[Begin GIVEN TEXT]
As we recognize the Anti-Indian Movement on the Tribal Frontier 25-year anniversary, I recommend reading A Mandate from God: Christian White Supremacy in the US, which examines the driving force of the movement, located in Christian Identity doctrine. The Christian Patriots who adhere to the Christian Identity Doctrine, i.e. the militias, are a much greater threat to democracy than the American Nazi Party or Ku Klux Klan.
As evidence, it was Christian Patriots who blew up the Oklahoma City federal building in 1995, and Christian Patriots who, in 1997, were convicted in U.S. District Court in Seattle for building bombs to murder human rights activists (see Shining a Light). As noted in Part 1, Givers and Takers, Tom Williams (CERA board member and Minuteman militia member) co-organized the 2013 Anti-Indian Conference in Bellingham, Washington.
My focus on the Wise Use/Christian Patriot nexus of the Anti-Indian Movement helps readers understand how corporate funding combined with vigilante violence is facilitated by intermediaries in the Tea Party and GOP. As implementation of the United Nations Declaration on the Rights of Indigenous Peoples (UNDRIP) becomes a significant basis for the exercise of jurisdiction by indigenous nations in Canada and the US, the most virulent opposition will come from the true believers of Christian Identity.
Understanding this milieu, and how it relates to other sectors of the anti-Indian movement, is essential to effective indigenous human rights organizing.
As noted by Paul de Armond in A Time for New Beginnings (see Studies in Conflict and Terrorism, vol 22, issue 2, 1999), Wise Use and Christian Patriots are located within the American fascist movement, as evidenced by the militia organizing drive in 1994. In his article, de Armond urged a behavioral definition of fascism, such as the Reagan administration’s use of the American extreme right to organize paramilitary action in Central America.
[End GIVEN TEXT]
**BRIEF A:**
In the passage on the Anti-Indian Movement, who co-organized the 2013 Anti-Indian Conference in Bellingham, Washington?
**BRIEF B:**
Please repeat the passage on the Anti-Indian Movement word for word, starting at "As we recognize" and ending at "Ku Klux Klan.".
[Begin DATASET EXCERPTS]
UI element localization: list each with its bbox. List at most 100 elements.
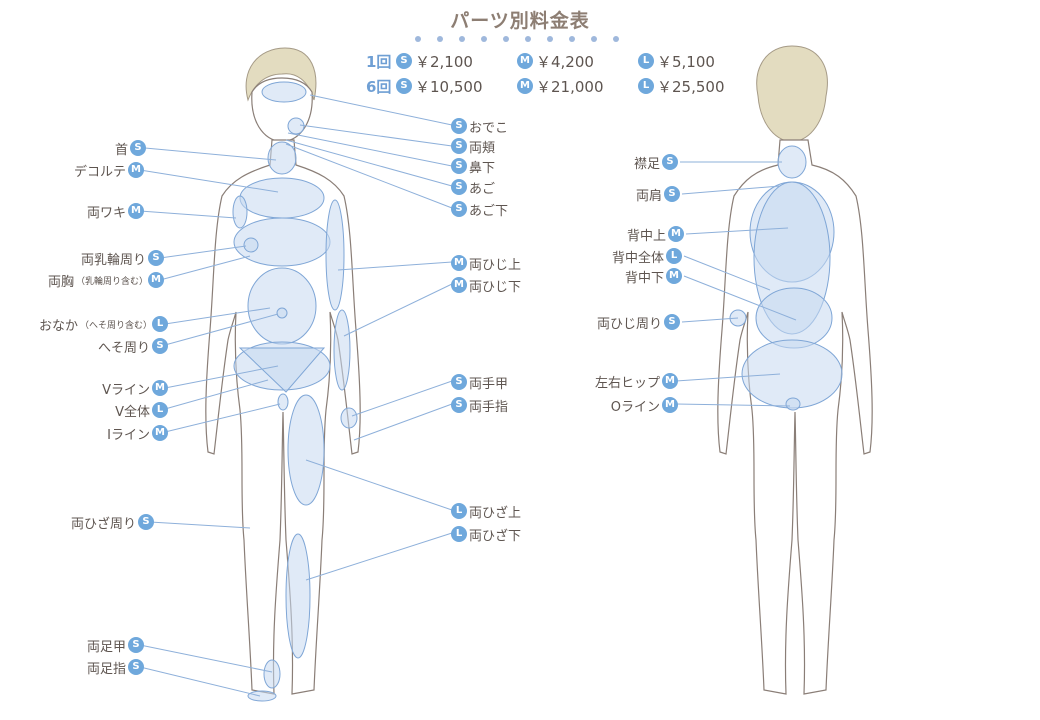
- size-badge: S: [138, 514, 154, 530]
- price-value: ￥5,100: [657, 52, 715, 71]
- size-badge: L: [152, 316, 168, 332]
- price-count: 1回: [366, 52, 392, 71]
- front-figure: [139, 47, 453, 702]
- price-row-6: 6回 S ￥10,500 M ￥21,000 L ￥25,500: [366, 75, 741, 97]
- size-badge: M: [662, 373, 678, 389]
- zone-lower-leg: [285, 533, 311, 659]
- size-badge: S: [451, 374, 467, 390]
- zone-lower-back: [755, 287, 833, 349]
- zone-forehead: [261, 81, 307, 103]
- size-badge: L: [638, 78, 654, 94]
- zone-hand-back: [340, 407, 358, 429]
- label-belly[interactable]: おなか（へそ周り含む）L: [37, 315, 168, 334]
- size-badge: M: [152, 425, 168, 441]
- price-value: ￥2,100: [415, 52, 473, 71]
- size-badge: S: [396, 53, 412, 69]
- size-badge: L: [152, 402, 168, 418]
- price-value: ￥10,500: [415, 77, 483, 96]
- zone-belly: [247, 267, 317, 345]
- size-badge: L: [451, 503, 467, 519]
- size-badge: S: [451, 118, 467, 134]
- zone-lower-arm: [333, 309, 351, 391]
- zone-decollete: [239, 177, 325, 219]
- zone-underarm: [232, 195, 248, 229]
- size-badge: S: [451, 179, 467, 195]
- price-value: ￥21,000: [536, 77, 604, 96]
- size-badge: L: [638, 53, 654, 69]
- price-row-1: 1回 S ￥2,100 M ￥4,200 L ￥5,100: [366, 50, 731, 72]
- label-chest[interactable]: 両胸（乳輪周り含む）M: [46, 271, 164, 290]
- title-dots: [415, 36, 625, 46]
- size-badge: S: [396, 78, 412, 94]
- size-badge: M: [666, 268, 682, 284]
- zone-nape: [777, 145, 807, 179]
- size-badge: M: [128, 203, 144, 219]
- size-badge: S: [451, 158, 467, 174]
- back-figure: [675, 45, 873, 695]
- size-badge: L: [451, 526, 467, 542]
- size-badge: S: [664, 314, 680, 330]
- front-hair: [245, 47, 317, 102]
- size-badge: S: [451, 201, 467, 217]
- size-badge: S: [152, 338, 168, 354]
- price-count: 6回: [366, 77, 392, 96]
- size-badge: M: [128, 162, 144, 178]
- back-hair: [756, 45, 828, 143]
- size-badge: S: [662, 154, 678, 170]
- zone-o-line: [785, 397, 801, 411]
- size-badge: M: [148, 272, 164, 288]
- zone-navel: [276, 307, 288, 319]
- zone-i-line: [277, 393, 289, 411]
- size-badge: M: [517, 53, 533, 69]
- size-badge: M: [662, 397, 678, 413]
- zone-neck: [267, 141, 297, 175]
- size-badge: S: [128, 637, 144, 653]
- size-badge: M: [517, 78, 533, 94]
- zone-upper-arm: [325, 199, 345, 311]
- page-title: パーツ別料金表: [450, 10, 590, 32]
- zone-upper-leg: [287, 394, 325, 506]
- size-badge: M: [668, 226, 684, 242]
- size-badge: S: [451, 397, 467, 413]
- size-badge: L: [666, 248, 682, 264]
- size-badge: M: [451, 277, 467, 293]
- zone-foot-back: [263, 659, 281, 689]
- zone-toes: [247, 690, 277, 702]
- size-badge: S: [130, 140, 146, 156]
- size-badge: S: [664, 186, 680, 202]
- size-badge: M: [451, 255, 467, 271]
- price-value: ￥4,200: [536, 52, 594, 71]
[End DATASET EXCERPTS]
**EXERCISE RESULT A:**
Tom Williams, a CERA board member and Minuteman militia member.

**EXERCISE RESULT B:**
As we recognize the Anti-Indian Movement on the Tribal Frontier 25-year anniversary, I recommend reading A Mandate from God: Christian White Supremacy in the US, which examines the driving force of the movement, located in Christian Identity doctrine. The Christian Patriots who adhere to the Christian Identity Doctrine, i.e. the militias, are a much greater threat to democracy than the American Nazi Party or Ku Klux Klan.